#### Selected text

Well it’s almost here…my first Mother’s Day! Obviously this day has special meaning to me this year since Little T joined our family. Last year around this time I shared the news of my pregnancy; I still can’t believe how much life has changed in a year!

{My First Mother’s Day}
Behind the Perfect Photo
As a blogger you get used to “putting yourself out there” with photos and blog posts. I love the above photo of me hugging Little T captured by Stephanie Webster at a photo shoot a few months ago. What you aren’t seeing is the overtired, crying baby that I’m cradling and rocking to soothe and calm down. Instagram is full of perfectly captured moments, and I remember as a brand new mom scrolling through those beautiful mom and baby photos wondering what I was doing wrong. The newborn stage with T was not an easy one for me. As you may know, he was born 5 weeks early and he was a very needy baby with a mom who didn’t have a clue what she was doing! At the time it was difficult to look forward to celebrating my first mother’s day.
A Change In Perspective
This is the first mother’s day where I TRULY understand what it means to be a mother. Every year before, I appreciated my mother, grandmothers and mother-in-law; but it never really “clicked” with me how much they’ve actually given to their children. This year I went from being a daughter to the mother of little T, and in doing so my perspective and relationship with my own mother has deepened.

[Layout element annotations]
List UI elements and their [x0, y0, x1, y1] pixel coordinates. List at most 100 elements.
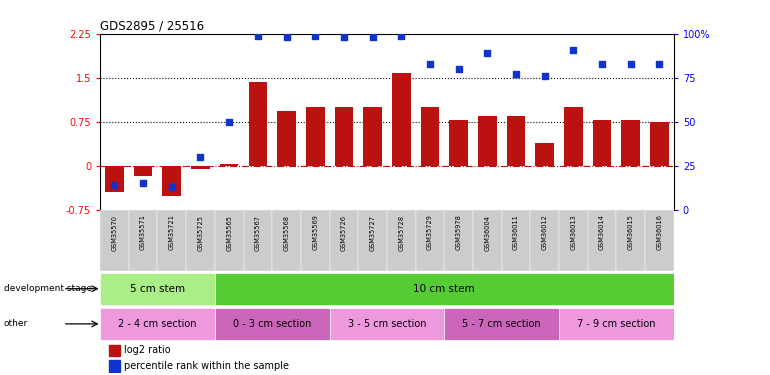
Bar — [363, 107, 382, 166]
FancyBboxPatch shape — [616, 210, 645, 271]
FancyBboxPatch shape — [100, 308, 215, 340]
Point — [223, 118, 236, 124]
FancyBboxPatch shape — [473, 210, 502, 271]
Bar — [162, 166, 181, 196]
Text: other: other — [4, 320, 28, 328]
Bar — [621, 120, 640, 166]
Text: 10 cm stem: 10 cm stem — [413, 284, 475, 294]
Text: GSM35729: GSM35729 — [427, 214, 433, 250]
FancyBboxPatch shape — [387, 210, 416, 271]
Text: GSM36015: GSM36015 — [628, 214, 634, 250]
FancyBboxPatch shape — [559, 210, 588, 271]
Point — [453, 66, 465, 72]
Point — [481, 50, 494, 56]
Bar — [650, 122, 668, 166]
Point — [194, 154, 206, 160]
Point — [338, 34, 350, 40]
Bar — [593, 120, 611, 166]
Point — [653, 61, 665, 67]
Bar — [105, 166, 124, 192]
FancyBboxPatch shape — [100, 210, 129, 271]
FancyBboxPatch shape — [129, 210, 158, 271]
Point — [395, 33, 407, 39]
Text: GSM36004: GSM36004 — [484, 214, 490, 250]
Text: 2 - 4 cm section: 2 - 4 cm section — [119, 319, 196, 329]
FancyBboxPatch shape — [358, 210, 387, 271]
Text: GSM35570: GSM35570 — [112, 214, 118, 250]
Bar — [249, 82, 267, 166]
FancyBboxPatch shape — [502, 210, 531, 271]
Bar — [507, 116, 525, 166]
Text: GSM35726: GSM35726 — [341, 214, 347, 250]
Bar — [535, 143, 554, 166]
Bar — [420, 107, 439, 166]
Bar — [335, 107, 353, 166]
Text: GSM35565: GSM35565 — [226, 214, 233, 250]
Text: GSM35728: GSM35728 — [398, 214, 404, 250]
Point — [109, 182, 121, 188]
Bar — [564, 107, 583, 166]
FancyBboxPatch shape — [444, 308, 559, 340]
FancyBboxPatch shape — [559, 308, 674, 340]
Bar — [109, 360, 120, 372]
Point — [367, 34, 379, 40]
FancyBboxPatch shape — [215, 308, 330, 340]
Text: GSM35721: GSM35721 — [169, 214, 175, 250]
Point — [166, 184, 178, 190]
Text: GSM35567: GSM35567 — [255, 214, 261, 250]
Text: 5 cm stem: 5 cm stem — [130, 284, 185, 294]
Point — [538, 73, 551, 79]
Bar — [450, 120, 468, 166]
FancyBboxPatch shape — [330, 210, 358, 271]
Bar — [134, 166, 152, 176]
Text: GSM35725: GSM35725 — [197, 214, 203, 250]
FancyBboxPatch shape — [588, 210, 616, 271]
FancyBboxPatch shape — [243, 210, 273, 271]
Bar — [306, 107, 324, 166]
Text: 3 - 5 cm section: 3 - 5 cm section — [348, 319, 426, 329]
Bar — [478, 116, 497, 166]
FancyBboxPatch shape — [273, 210, 301, 271]
FancyBboxPatch shape — [645, 210, 674, 271]
Bar — [277, 111, 296, 166]
Bar — [109, 345, 120, 356]
Text: development stage: development stage — [4, 284, 92, 293]
Point — [309, 33, 321, 39]
Point — [596, 61, 608, 67]
Point — [510, 71, 522, 77]
FancyBboxPatch shape — [186, 210, 215, 271]
Text: 7 - 9 cm section: 7 - 9 cm section — [578, 319, 655, 329]
Bar — [220, 165, 239, 166]
FancyBboxPatch shape — [215, 273, 674, 304]
Bar — [392, 73, 410, 166]
Bar — [191, 166, 209, 168]
Text: GSM36011: GSM36011 — [513, 214, 519, 250]
Text: 0 - 3 cm section: 0 - 3 cm section — [233, 319, 311, 329]
FancyBboxPatch shape — [531, 210, 559, 271]
Text: GSM36012: GSM36012 — [541, 214, 547, 250]
FancyBboxPatch shape — [100, 273, 215, 304]
Point — [567, 46, 580, 53]
Point — [280, 34, 293, 40]
FancyBboxPatch shape — [301, 210, 330, 271]
Text: GSM36013: GSM36013 — [571, 214, 577, 250]
Point — [137, 180, 149, 186]
Text: 5 - 7 cm section: 5 - 7 cm section — [462, 319, 541, 329]
Text: GSM35568: GSM35568 — [283, 214, 290, 250]
Point — [624, 61, 637, 67]
Text: log2 ratio: log2 ratio — [125, 345, 171, 355]
Text: GSM35978: GSM35978 — [456, 214, 462, 250]
Text: GSM35727: GSM35727 — [370, 214, 376, 250]
Text: GSM36014: GSM36014 — [599, 214, 605, 250]
FancyBboxPatch shape — [215, 210, 243, 271]
Point — [252, 33, 264, 39]
Text: GSM35571: GSM35571 — [140, 214, 146, 250]
FancyBboxPatch shape — [158, 210, 186, 271]
Text: GSM35569: GSM35569 — [312, 214, 318, 250]
FancyBboxPatch shape — [416, 210, 444, 271]
FancyBboxPatch shape — [330, 308, 444, 340]
Text: GSM36016: GSM36016 — [656, 214, 662, 250]
Point — [424, 61, 436, 67]
Text: GDS2895 / 25516: GDS2895 / 25516 — [100, 20, 204, 33]
FancyBboxPatch shape — [444, 210, 473, 271]
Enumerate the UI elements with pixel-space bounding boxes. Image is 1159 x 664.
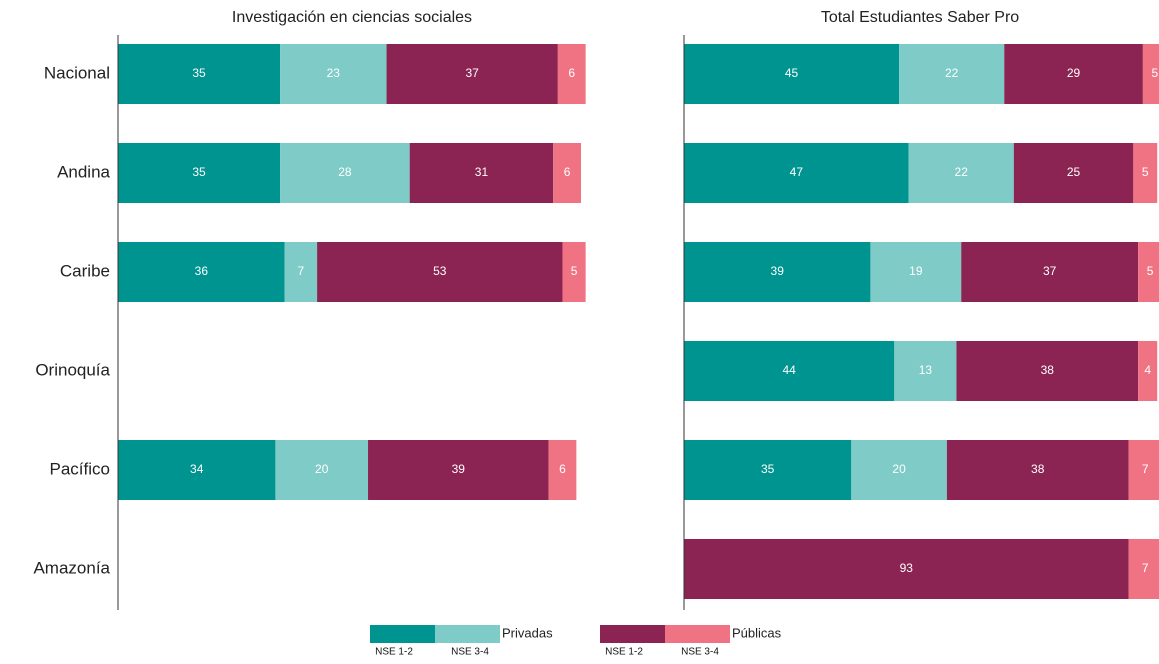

#### What you will do
**1.** From the Mother's Day post above, write out the part that opens with the words containing "Well it’s almost" and closes with "changed in a year!".
**2.** Summarize the Mother's Day post above in two sentences.

#### Responses in order
**1.**
Well it’s almost here…my first Mother’s Day! Obviously this day has special meaning to me this year since Little T joined our family. Last year around this time I shared the news of my pregnancy; I still can’t believe how much life has changed in a year!

**2.** The author is approaching a first Mother's Day since Little T joined the family, and explains that a photo of the author hugging him hides an overtired, crying baby and a difficult newborn stage after he was born five weeks early. This year the author truly understands what it means to be a mother, and going from daughter to mother has deepened the author's perspective and relationship with the author's own mother.